### SUPPLIED DATA ###
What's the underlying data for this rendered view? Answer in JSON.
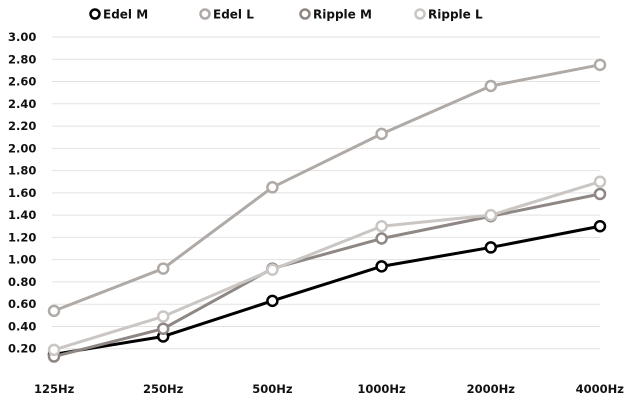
{
  "chart_data": {
    "type": "line",
    "categories": [
      "125Hz",
      "250Hz",
      "500Hz",
      "1000Hz",
      "2000Hz",
      "4000Hz"
    ],
    "series": [
      {
        "name": "Edel M",
        "color": "#000000",
        "values": [
          0.15,
          0.31,
          0.63,
          0.94,
          1.11,
          1.3
        ]
      },
      {
        "name": "Edel L",
        "color": "#b0aaa6",
        "values": [
          0.54,
          0.92,
          1.65,
          2.13,
          2.56,
          2.75
        ]
      },
      {
        "name": "Ripple M",
        "color": "#8f8783",
        "values": [
          0.13,
          0.38,
          0.92,
          1.19,
          1.39,
          1.59
        ]
      },
      {
        "name": "Ripple L",
        "color": "#cac6c3",
        "values": [
          0.19,
          0.49,
          0.91,
          1.3,
          1.4,
          1.7
        ]
      }
    ],
    "yticks": [
      "0.20",
      "0.40",
      "0.60",
      "0.80",
      "1.00",
      "1.20",
      "1.40",
      "1.60",
      "1.80",
      "2.00",
      "2.20",
      "2.40",
      "2.60",
      "2.80",
      "3.00"
    ],
    "ylim": [
      0,
      3.0
    ],
    "grid": true,
    "legend_position": "top"
  }
}
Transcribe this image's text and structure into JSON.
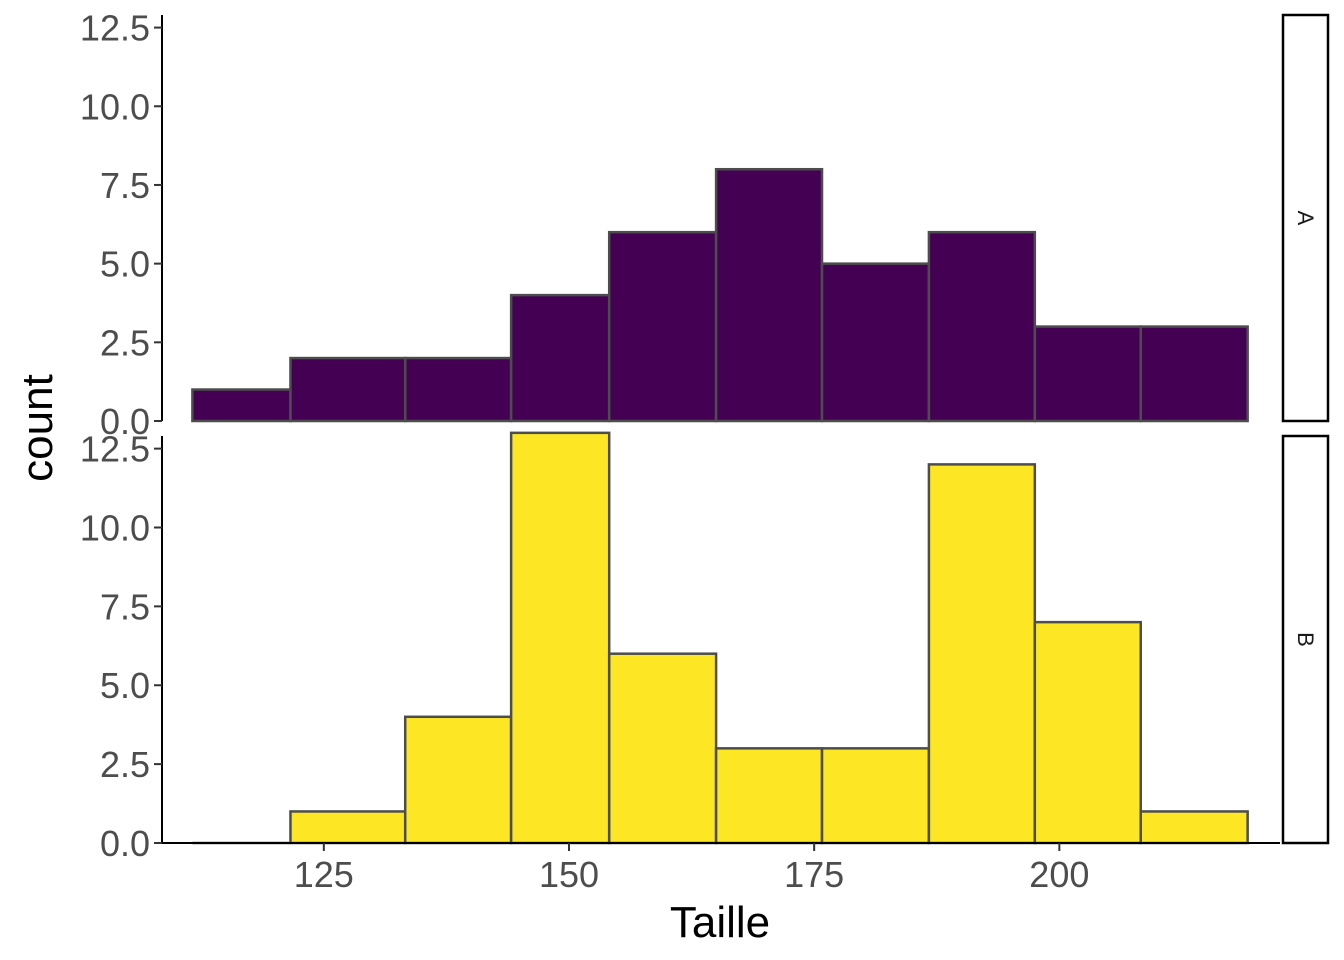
{
  "chart_data": {
    "type": "bar",
    "subtype": "faceted-histogram",
    "xlabel": "Taille",
    "ylabel": "count",
    "xlim": [
      108.5,
      222.5
    ],
    "x_ticks": [
      125,
      150,
      175,
      200
    ],
    "x_tick_labels": [
      "125",
      "150",
      "175",
      "200"
    ],
    "ylim": [
      0,
      12.9
    ],
    "y_ticks": [
      0,
      2.5,
      5,
      7.5,
      10,
      12.5
    ],
    "y_tick_labels": [
      "0.0",
      "2.5",
      "5.0",
      "7.5",
      "10.0",
      "12.5"
    ],
    "bin_edges": [
      111.6,
      121.6,
      133.3,
      144.1,
      154.1,
      165.0,
      175.8,
      186.7,
      197.5,
      208.3,
      219.2
    ],
    "grid": false,
    "legend": "none",
    "facets": [
      {
        "label": "A",
        "fill": "#440154",
        "values": [
          1,
          2,
          2,
          4,
          6,
          8,
          5,
          6,
          3,
          3
        ]
      },
      {
        "label": "B",
        "fill": "#FDE725",
        "values": [
          0,
          1,
          4,
          13,
          6,
          3,
          3,
          12,
          7,
          1
        ]
      }
    ],
    "bar_stroke": "#4d4d4d"
  }
}
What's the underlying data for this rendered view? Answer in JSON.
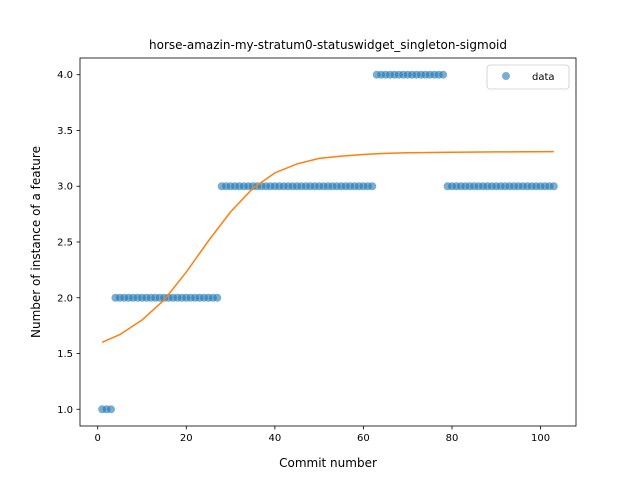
{
  "chart_data": {
    "type": "scatter",
    "title": "horse-amazin-my-stratum0-statuswidget_singleton-sigmoid",
    "xlabel": "Commit number",
    "ylabel": "Number of instance of a feature",
    "xlim": [
      -4,
      108
    ],
    "ylim": [
      0.85,
      4.15
    ],
    "xticks": [
      0,
      20,
      40,
      60,
      80,
      100
    ],
    "yticks": [
      1.0,
      1.5,
      2.0,
      2.5,
      3.0,
      3.5,
      4.0
    ],
    "xtick_labels": [
      "0",
      "20",
      "40",
      "60",
      "80",
      "100"
    ],
    "ytick_labels": [
      "1.0",
      "1.5",
      "2.0",
      "2.5",
      "3.0",
      "3.5",
      "4.0"
    ],
    "grid": false,
    "legend_position": "top-right",
    "colors": {
      "data": "#1f77b4",
      "fit": "#ff7f0e"
    },
    "series": [
      {
        "name": "data",
        "kind": "scatter",
        "segments": [
          {
            "x_from": 1,
            "x_to": 3,
            "y": 1
          },
          {
            "x_from": 4,
            "x_to": 27,
            "y": 2
          },
          {
            "x_from": 28,
            "x_to": 62,
            "y": 3
          },
          {
            "x_from": 63,
            "x_to": 78,
            "y": 4
          },
          {
            "x_from": 79,
            "x_to": 103,
            "y": 3
          }
        ]
      },
      {
        "kind": "line",
        "x": [
          1,
          5,
          10,
          15,
          20,
          25,
          30,
          35,
          40,
          45,
          50,
          55,
          60,
          65,
          70,
          80,
          90,
          103
        ],
        "y": [
          1.6,
          1.67,
          1.8,
          1.98,
          2.23,
          2.51,
          2.77,
          2.98,
          3.12,
          3.2,
          3.25,
          3.27,
          3.285,
          3.295,
          3.3,
          3.305,
          3.308,
          3.31
        ]
      }
    ]
  }
}
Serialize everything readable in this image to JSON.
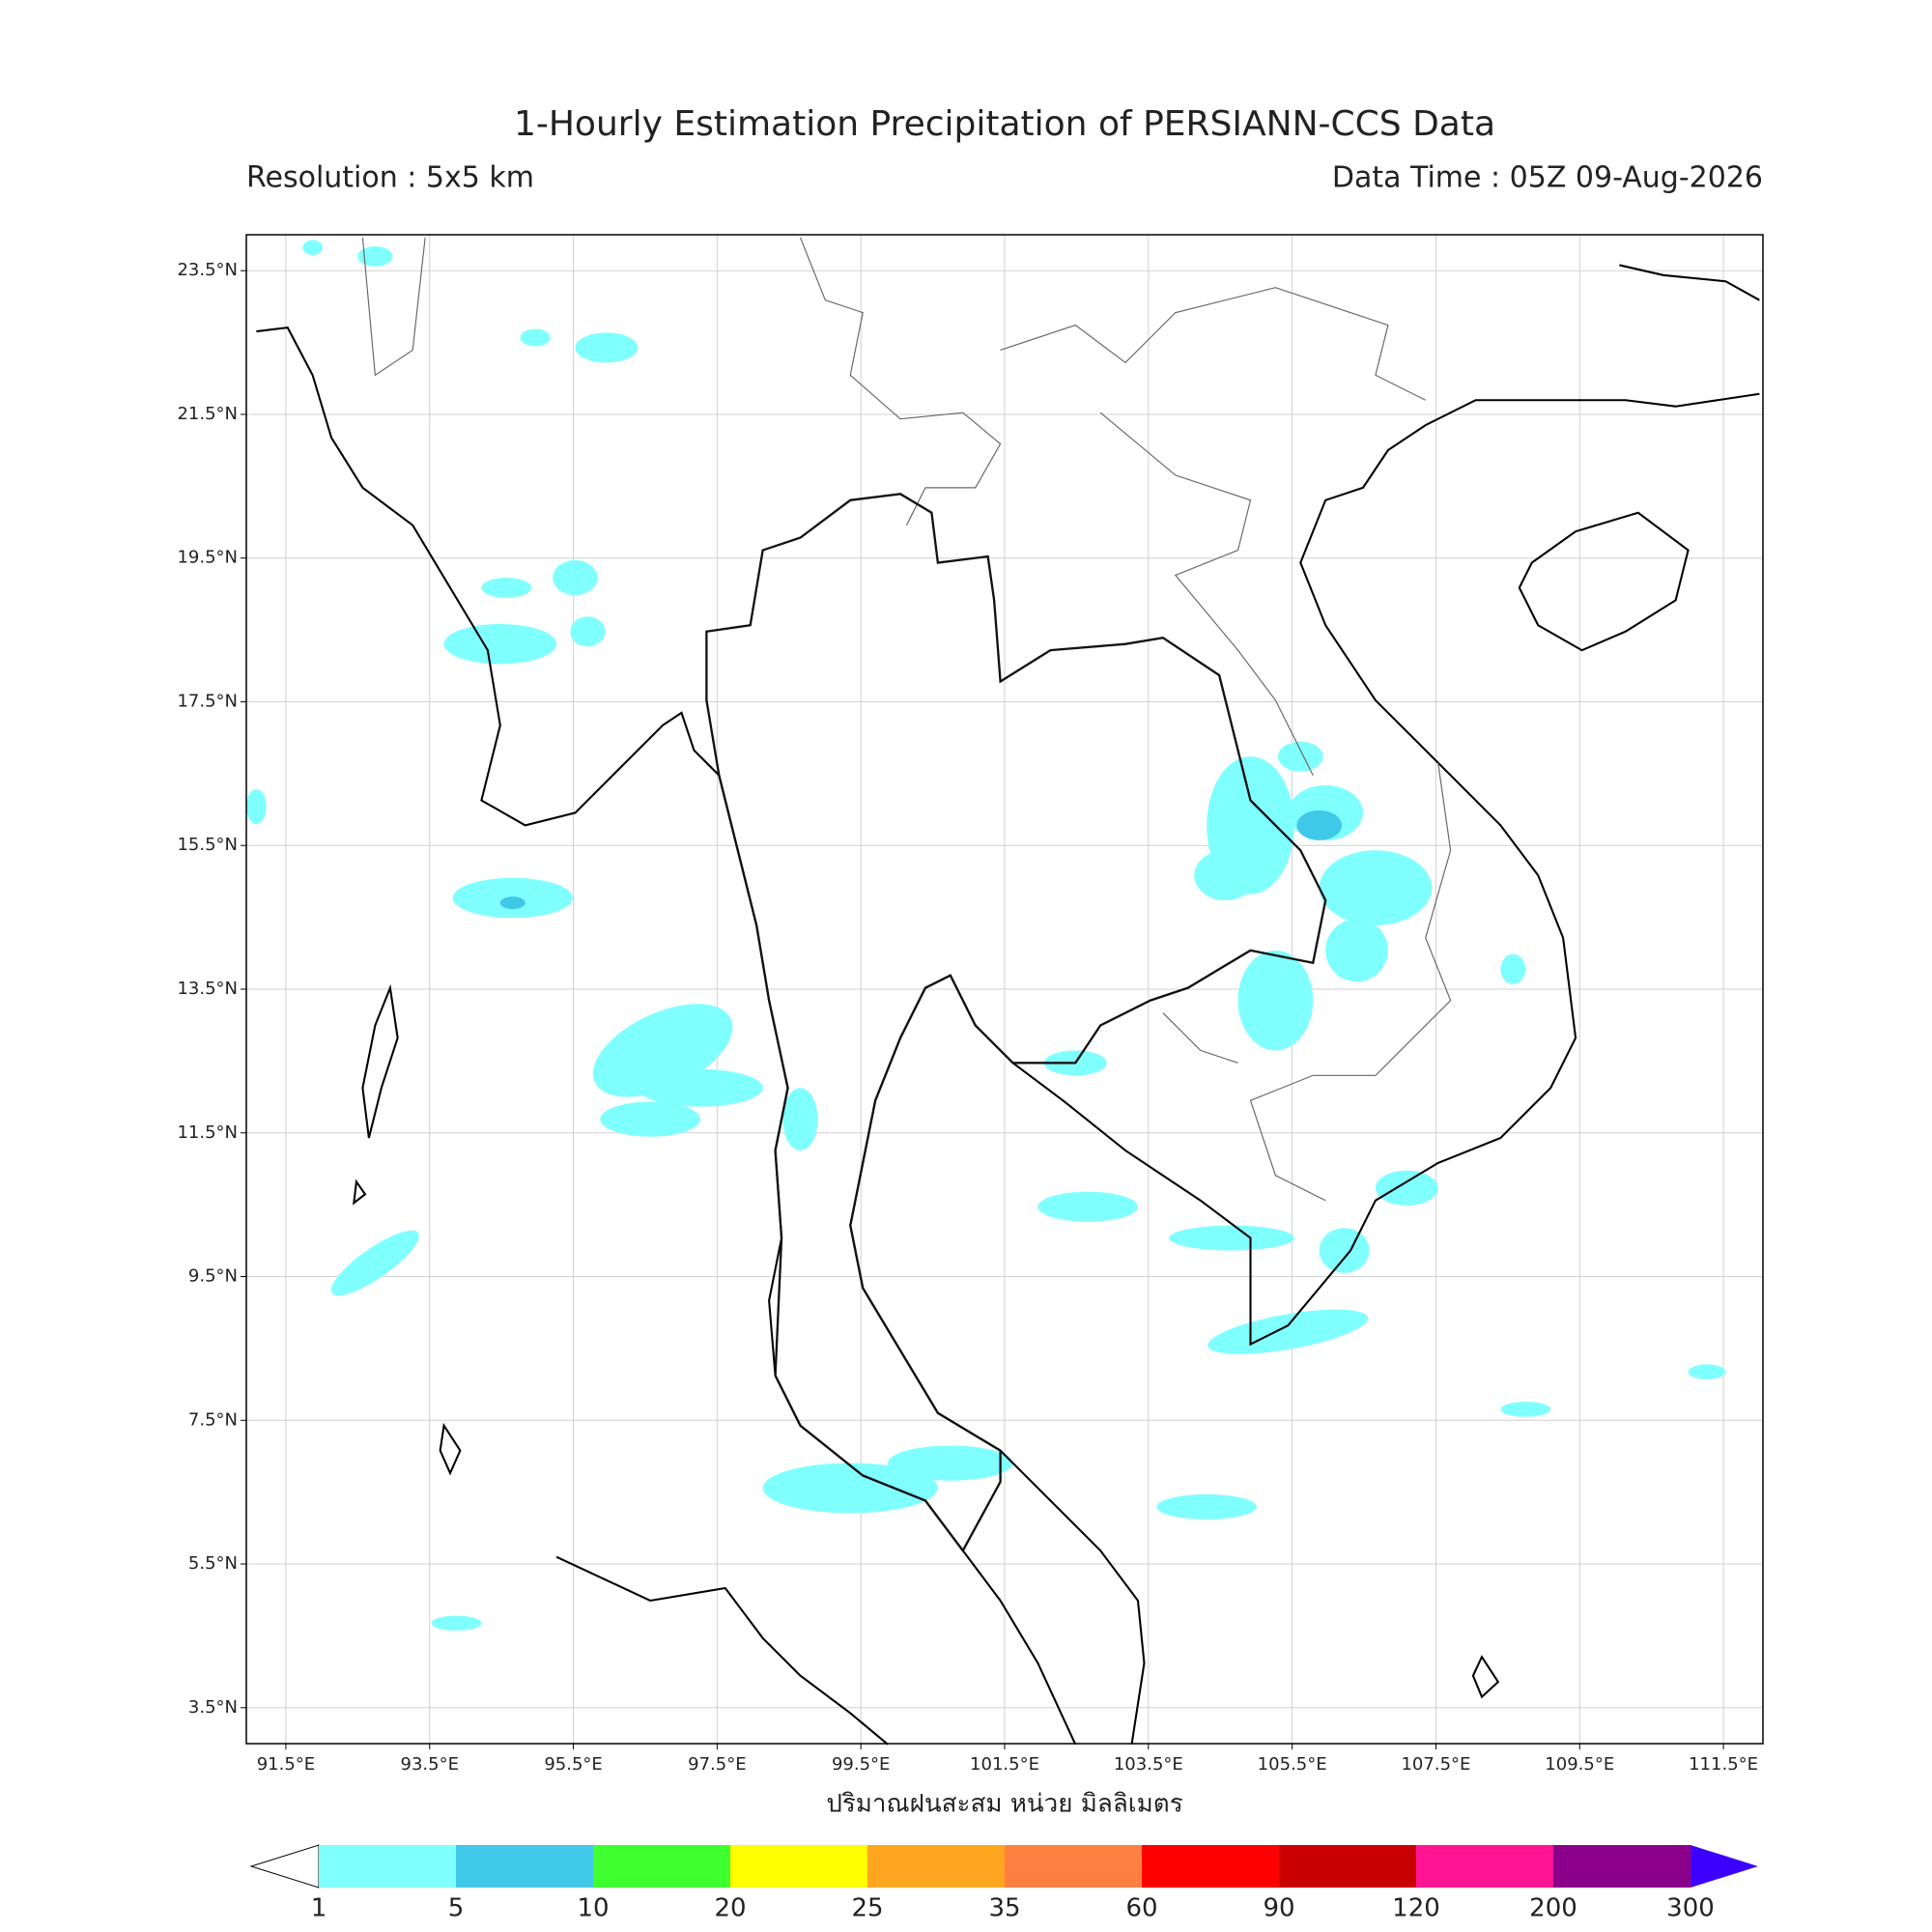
###
WHAT TO WORK ON: Every line above should be returned word for word, with the pictures left behind.

ANSWER IN FULL:
What's the underlying data for this rendered view? Answer in JSON.
{
  "chart_data": {
    "type": "line",
    "categories": [
      "125Hz",
      "250Hz",
      "500Hz",
      "1000Hz",
      "2000Hz",
      "4000Hz"
    ],
    "series": [
      {
        "name": "Edel M",
        "color": "#000000",
        "values": [
          0.15,
          0.31,
          0.63,
          0.94,
          1.11,
          1.3
        ]
      },
      {
        "name": "Edel L",
        "color": "#b0aaa6",
        "values": [
          0.54,
          0.92,
          1.65,
          2.13,
          2.56,
          2.75
        ]
      },
      {
        "name": "Ripple M",
        "color": "#8f8783",
        "values": [
          0.13,
          0.38,
          0.92,
          1.19,
          1.39,
          1.59
        ]
      },
      {
        "name": "Ripple L",
        "color": "#cac6c3",
        "values": [
          0.19,
          0.49,
          0.91,
          1.3,
          1.4,
          1.7
        ]
      }
    ],
    "yticks": [
      "0.20",
      "0.40",
      "0.60",
      "0.80",
      "1.00",
      "1.20",
      "1.40",
      "1.60",
      "1.80",
      "2.00",
      "2.20",
      "2.40",
      "2.60",
      "2.80",
      "3.00"
    ],
    "ylim": [
      0,
      3.0
    ],
    "grid": true,
    "legend_position": "top"
  }
}
Transcribe this image's text and structure into JSON.
{
  "chart_data": {
    "type": "bar",
    "subtype": "faceted-histogram",
    "xlabel": "Taille",
    "ylabel": "count",
    "xlim": [
      108.5,
      222.5
    ],
    "x_ticks": [
      125,
      150,
      175,
      200
    ],
    "x_tick_labels": [
      "125",
      "150",
      "175",
      "200"
    ],
    "ylim": [
      0,
      12.9
    ],
    "y_ticks": [
      0,
      2.5,
      5,
      7.5,
      10,
      12.5
    ],
    "y_tick_labels": [
      "0.0",
      "2.5",
      "5.0",
      "7.5",
      "10.0",
      "12.5"
    ],
    "bin_edges": [
      111.6,
      121.6,
      133.3,
      144.1,
      154.1,
      165.0,
      175.8,
      186.7,
      197.5,
      208.3,
      219.2
    ],
    "grid": false,
    "legend": "none",
    "facets": [
      {
        "label": "A",
        "fill": "#440154",
        "values": [
          1,
          2,
          2,
          4,
          6,
          8,
          5,
          6,
          3,
          3
        ]
      },
      {
        "label": "B",
        "fill": "#FDE725",
        "values": [
          0,
          1,
          4,
          13,
          6,
          3,
          3,
          12,
          7,
          1
        ]
      }
    ],
    "bar_stroke": "#4d4d4d"
  }
}
What's the underlying data for this rendered view? Answer in JSON.
{
  "chart_data": {
    "type": "scatter",
    "title": "horse-amazin-my-stratum0-statuswidget_singleton-sigmoid",
    "xlabel": "Commit number",
    "ylabel": "Number of instance of a feature",
    "xlim": [
      -4,
      108
    ],
    "ylim": [
      0.85,
      4.15
    ],
    "xticks": [
      0,
      20,
      40,
      60,
      80,
      100
    ],
    "yticks": [
      1.0,
      1.5,
      2.0,
      2.5,
      3.0,
      3.5,
      4.0
    ],
    "xtick_labels": [
      "0",
      "20",
      "40",
      "60",
      "80",
      "100"
    ],
    "ytick_labels": [
      "1.0",
      "1.5",
      "2.0",
      "2.5",
      "3.0",
      "3.5",
      "4.0"
    ],
    "grid": false,
    "legend_position": "top-right",
    "colors": {
      "data": "#1f77b4",
      "fit": "#ff7f0e"
    },
    "series": [
      {
        "name": "data",
        "kind": "scatter",
        "segments": [
          {
            "x_from": 1,
            "x_to": 3,
            "y": 1
          },
          {
            "x_from": 4,
            "x_to": 27,
            "y": 2
          },
          {
            "x_from": 28,
            "x_to": 62,
            "y": 3
          },
          {
            "x_from": 63,
            "x_to": 78,
            "y": 4
          },
          {
            "x_from": 79,
            "x_to": 103,
            "y": 3
          }
        ]
      },
      {
        "kind": "line",
        "x": [
          1,
          5,
          10,
          15,
          20,
          25,
          30,
          35,
          40,
          45,
          50,
          55,
          60,
          65,
          70,
          80,
          90,
          103
        ],
        "y": [
          1.6,
          1.67,
          1.8,
          1.98,
          2.23,
          2.51,
          2.77,
          2.98,
          3.12,
          3.2,
          3.25,
          3.27,
          3.285,
          3.295,
          3.3,
          3.305,
          3.308,
          3.31
        ]
      }
    ]
  }
}
Serialize everything readable in this image to JSON.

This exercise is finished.